GIVEN TASK »
Only a number is required: how many lines of the material contain the word "green"?

Records from a collection of figures:
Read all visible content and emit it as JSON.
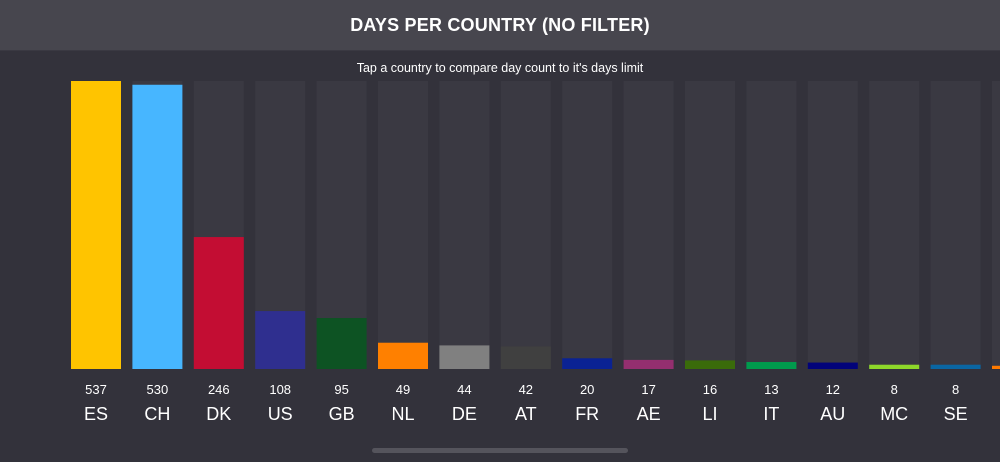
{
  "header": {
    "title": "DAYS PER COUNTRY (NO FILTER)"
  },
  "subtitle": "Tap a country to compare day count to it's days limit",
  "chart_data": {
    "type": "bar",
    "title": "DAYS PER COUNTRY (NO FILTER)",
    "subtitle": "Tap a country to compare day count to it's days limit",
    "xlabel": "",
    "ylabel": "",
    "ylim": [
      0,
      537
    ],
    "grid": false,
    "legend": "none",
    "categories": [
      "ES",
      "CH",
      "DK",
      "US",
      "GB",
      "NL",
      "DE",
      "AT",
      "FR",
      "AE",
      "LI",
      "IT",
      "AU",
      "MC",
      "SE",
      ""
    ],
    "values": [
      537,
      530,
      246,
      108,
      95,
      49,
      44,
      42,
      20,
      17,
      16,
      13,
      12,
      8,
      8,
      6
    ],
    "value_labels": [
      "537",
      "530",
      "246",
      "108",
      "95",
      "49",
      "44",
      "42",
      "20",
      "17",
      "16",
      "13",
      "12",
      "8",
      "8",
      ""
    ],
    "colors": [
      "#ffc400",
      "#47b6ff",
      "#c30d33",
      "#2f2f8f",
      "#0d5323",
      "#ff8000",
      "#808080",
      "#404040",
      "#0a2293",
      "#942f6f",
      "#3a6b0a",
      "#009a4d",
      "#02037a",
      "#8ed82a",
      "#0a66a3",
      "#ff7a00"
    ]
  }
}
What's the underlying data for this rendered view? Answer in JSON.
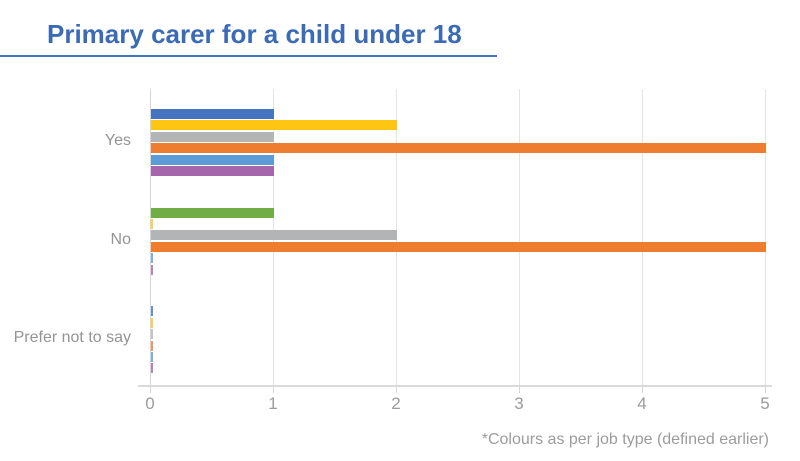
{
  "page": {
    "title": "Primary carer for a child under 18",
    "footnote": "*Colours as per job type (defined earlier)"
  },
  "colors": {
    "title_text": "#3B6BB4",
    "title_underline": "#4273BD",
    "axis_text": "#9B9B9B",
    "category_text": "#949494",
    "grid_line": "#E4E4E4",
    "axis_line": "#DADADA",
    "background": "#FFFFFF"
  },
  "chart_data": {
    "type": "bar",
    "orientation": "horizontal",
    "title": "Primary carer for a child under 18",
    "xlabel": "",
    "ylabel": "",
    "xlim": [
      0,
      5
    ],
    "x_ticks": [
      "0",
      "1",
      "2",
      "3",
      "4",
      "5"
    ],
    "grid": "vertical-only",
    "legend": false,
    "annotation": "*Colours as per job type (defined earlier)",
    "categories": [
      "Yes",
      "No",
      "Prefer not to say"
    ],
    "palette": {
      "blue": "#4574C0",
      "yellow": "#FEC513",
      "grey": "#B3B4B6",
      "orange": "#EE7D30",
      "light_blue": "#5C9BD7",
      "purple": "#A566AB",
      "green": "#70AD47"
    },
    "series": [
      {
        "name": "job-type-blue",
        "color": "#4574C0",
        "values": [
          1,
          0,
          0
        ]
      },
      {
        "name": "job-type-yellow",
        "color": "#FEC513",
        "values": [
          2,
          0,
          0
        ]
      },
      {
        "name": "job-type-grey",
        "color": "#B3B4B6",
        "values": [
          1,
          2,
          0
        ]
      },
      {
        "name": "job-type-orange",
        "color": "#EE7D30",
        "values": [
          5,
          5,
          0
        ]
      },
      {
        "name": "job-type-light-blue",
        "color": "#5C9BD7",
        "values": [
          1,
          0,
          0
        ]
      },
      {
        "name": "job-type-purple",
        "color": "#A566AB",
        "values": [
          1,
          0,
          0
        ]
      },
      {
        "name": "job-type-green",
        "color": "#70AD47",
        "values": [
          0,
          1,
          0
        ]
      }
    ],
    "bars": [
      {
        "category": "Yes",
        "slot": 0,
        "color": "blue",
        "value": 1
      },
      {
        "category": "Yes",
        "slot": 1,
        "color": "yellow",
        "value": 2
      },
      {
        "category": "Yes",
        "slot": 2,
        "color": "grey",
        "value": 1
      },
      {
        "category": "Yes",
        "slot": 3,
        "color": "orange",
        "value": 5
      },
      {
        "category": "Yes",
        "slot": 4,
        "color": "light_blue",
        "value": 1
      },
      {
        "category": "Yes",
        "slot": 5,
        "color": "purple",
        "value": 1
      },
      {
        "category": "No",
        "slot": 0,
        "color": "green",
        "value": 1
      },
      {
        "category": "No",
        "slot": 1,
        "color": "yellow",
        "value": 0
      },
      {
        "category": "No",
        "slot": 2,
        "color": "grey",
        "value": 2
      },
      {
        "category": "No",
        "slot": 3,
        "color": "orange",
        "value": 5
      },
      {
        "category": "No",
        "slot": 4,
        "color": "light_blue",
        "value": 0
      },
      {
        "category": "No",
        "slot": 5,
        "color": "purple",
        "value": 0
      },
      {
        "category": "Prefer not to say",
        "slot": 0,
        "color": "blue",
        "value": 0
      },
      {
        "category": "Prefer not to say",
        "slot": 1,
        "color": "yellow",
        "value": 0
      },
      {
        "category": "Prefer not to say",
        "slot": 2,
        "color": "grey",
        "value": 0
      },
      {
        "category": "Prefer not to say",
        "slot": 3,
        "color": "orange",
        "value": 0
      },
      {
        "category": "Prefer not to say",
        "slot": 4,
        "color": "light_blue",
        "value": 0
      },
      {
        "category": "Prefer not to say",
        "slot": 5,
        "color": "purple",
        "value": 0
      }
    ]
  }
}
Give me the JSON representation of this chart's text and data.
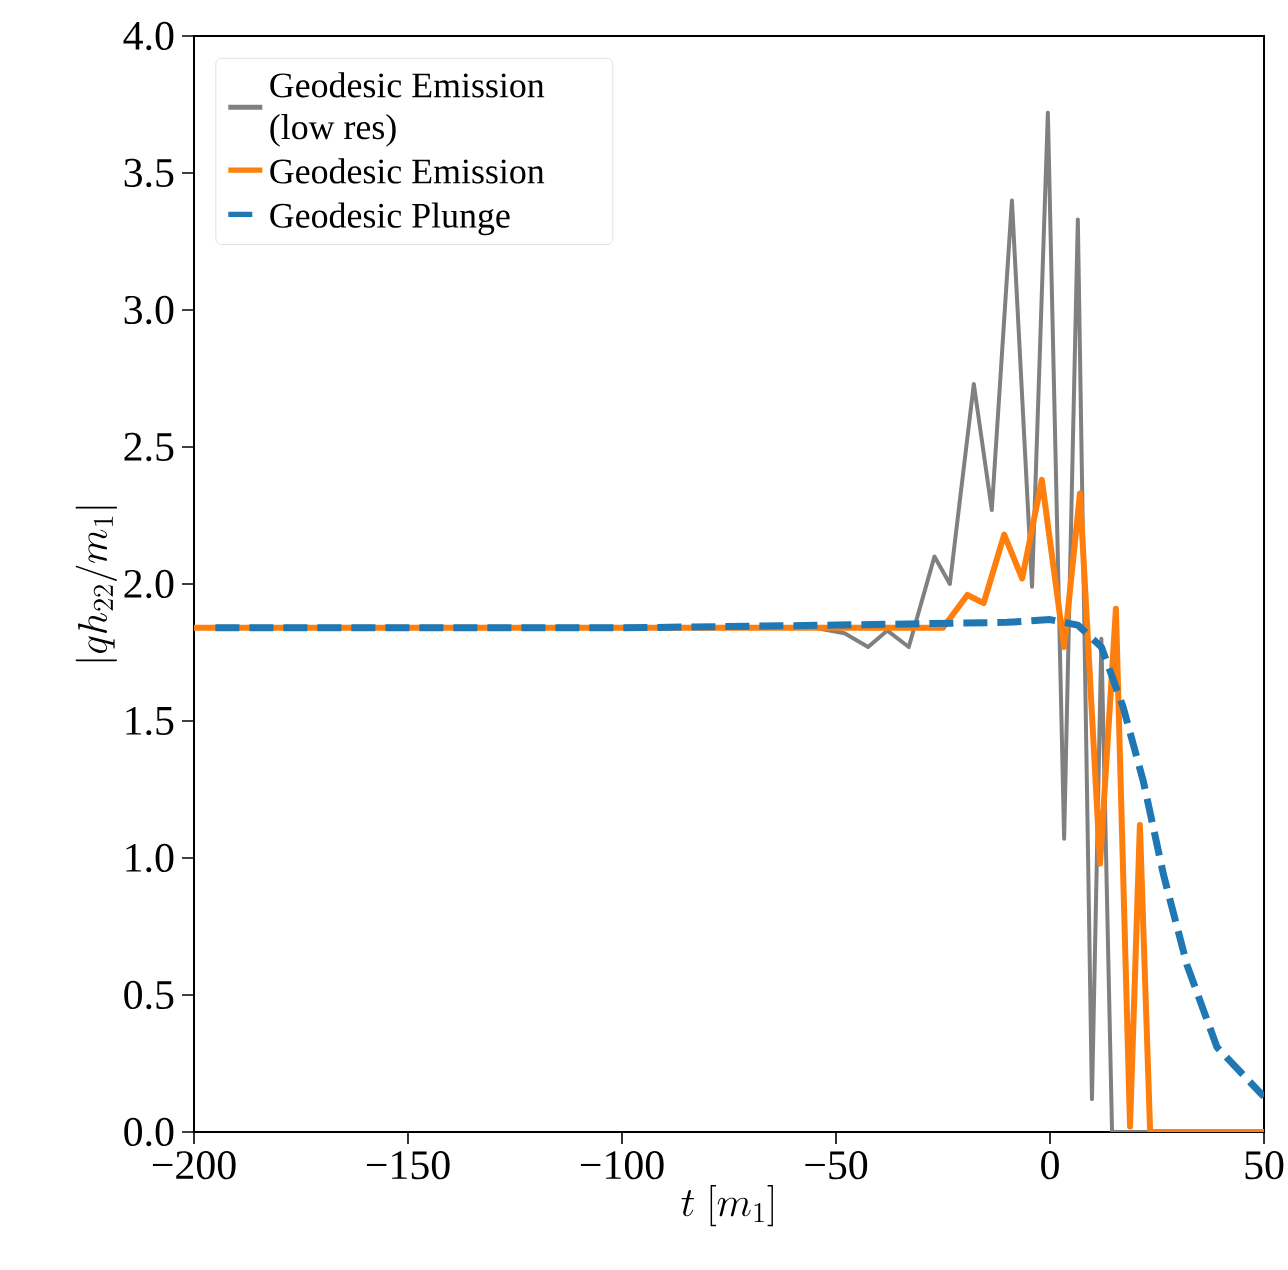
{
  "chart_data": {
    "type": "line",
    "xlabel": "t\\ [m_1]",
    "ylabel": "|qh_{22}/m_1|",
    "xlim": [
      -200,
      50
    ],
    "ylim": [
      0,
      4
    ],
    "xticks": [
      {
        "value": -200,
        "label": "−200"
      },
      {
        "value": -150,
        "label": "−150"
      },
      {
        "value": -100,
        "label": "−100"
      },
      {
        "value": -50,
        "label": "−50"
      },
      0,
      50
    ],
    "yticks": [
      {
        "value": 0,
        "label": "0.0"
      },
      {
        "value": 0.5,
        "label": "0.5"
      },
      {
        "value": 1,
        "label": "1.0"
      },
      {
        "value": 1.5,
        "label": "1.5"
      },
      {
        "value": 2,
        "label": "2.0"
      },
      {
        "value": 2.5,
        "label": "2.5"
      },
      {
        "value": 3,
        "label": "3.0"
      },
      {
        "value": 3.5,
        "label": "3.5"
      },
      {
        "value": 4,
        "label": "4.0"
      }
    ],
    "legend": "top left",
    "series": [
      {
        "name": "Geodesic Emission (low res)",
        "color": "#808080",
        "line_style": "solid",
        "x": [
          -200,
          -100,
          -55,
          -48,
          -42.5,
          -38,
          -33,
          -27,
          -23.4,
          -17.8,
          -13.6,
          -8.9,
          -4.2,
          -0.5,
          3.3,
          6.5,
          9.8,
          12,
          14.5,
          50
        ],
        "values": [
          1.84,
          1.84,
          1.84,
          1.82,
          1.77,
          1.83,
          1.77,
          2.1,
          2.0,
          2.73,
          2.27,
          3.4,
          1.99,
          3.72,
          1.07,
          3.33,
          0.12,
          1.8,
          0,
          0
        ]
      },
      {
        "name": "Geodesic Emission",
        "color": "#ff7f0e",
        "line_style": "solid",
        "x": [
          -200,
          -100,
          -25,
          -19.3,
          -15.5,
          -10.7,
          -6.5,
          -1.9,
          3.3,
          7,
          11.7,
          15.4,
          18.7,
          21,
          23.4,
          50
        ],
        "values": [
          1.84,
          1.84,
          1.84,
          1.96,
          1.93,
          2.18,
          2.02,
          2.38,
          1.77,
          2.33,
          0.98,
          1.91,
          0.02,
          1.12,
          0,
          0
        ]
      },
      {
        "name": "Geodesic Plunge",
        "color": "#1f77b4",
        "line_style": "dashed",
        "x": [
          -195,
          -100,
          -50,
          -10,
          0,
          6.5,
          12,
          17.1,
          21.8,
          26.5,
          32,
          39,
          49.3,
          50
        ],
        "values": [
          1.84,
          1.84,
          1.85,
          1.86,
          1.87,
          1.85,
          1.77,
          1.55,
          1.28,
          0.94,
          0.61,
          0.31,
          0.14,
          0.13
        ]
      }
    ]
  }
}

EXPECTED OUTPUT »
3